Count every line of the material that holds the string "rule". Respond with the total only.

** Start **

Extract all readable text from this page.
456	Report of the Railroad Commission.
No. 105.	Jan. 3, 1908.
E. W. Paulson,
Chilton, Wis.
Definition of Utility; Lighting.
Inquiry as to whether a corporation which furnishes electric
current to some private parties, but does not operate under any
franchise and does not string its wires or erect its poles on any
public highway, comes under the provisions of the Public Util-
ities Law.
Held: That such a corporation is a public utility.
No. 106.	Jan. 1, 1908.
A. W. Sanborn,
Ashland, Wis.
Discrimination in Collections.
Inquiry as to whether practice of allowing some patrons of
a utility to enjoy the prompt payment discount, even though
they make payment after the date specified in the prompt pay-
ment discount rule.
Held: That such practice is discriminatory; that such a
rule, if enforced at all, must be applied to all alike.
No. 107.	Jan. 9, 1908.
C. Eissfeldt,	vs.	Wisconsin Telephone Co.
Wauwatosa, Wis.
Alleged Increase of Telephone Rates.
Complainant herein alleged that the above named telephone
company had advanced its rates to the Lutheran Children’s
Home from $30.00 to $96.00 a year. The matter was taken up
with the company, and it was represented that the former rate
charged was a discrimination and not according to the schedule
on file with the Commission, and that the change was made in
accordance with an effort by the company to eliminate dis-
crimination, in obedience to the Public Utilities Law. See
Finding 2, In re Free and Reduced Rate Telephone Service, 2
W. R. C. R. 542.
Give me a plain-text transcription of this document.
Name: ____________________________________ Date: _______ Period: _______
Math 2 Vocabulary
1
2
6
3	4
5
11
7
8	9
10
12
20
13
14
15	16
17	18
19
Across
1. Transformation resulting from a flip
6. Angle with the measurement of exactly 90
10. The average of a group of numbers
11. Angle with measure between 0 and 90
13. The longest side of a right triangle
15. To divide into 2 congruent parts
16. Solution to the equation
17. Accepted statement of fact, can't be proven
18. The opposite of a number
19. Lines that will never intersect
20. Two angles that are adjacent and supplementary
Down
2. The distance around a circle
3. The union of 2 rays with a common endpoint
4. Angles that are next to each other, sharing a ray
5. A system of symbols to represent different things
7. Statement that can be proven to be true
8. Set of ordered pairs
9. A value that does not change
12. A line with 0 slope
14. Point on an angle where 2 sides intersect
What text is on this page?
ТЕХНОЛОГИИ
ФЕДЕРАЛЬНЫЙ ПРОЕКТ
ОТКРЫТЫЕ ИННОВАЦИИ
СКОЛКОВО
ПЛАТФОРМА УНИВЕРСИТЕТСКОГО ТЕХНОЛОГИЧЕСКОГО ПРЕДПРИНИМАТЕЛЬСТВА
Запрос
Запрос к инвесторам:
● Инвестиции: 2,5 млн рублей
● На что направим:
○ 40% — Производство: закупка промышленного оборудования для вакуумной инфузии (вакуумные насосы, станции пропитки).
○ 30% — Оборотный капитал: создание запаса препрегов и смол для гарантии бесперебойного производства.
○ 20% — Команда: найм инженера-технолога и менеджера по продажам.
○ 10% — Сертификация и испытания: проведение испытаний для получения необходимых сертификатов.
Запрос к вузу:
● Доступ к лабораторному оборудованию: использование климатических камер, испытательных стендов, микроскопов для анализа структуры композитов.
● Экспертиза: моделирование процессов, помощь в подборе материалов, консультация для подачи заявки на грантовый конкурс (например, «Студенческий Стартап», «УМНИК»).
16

** End **

=== Output for this task ===
2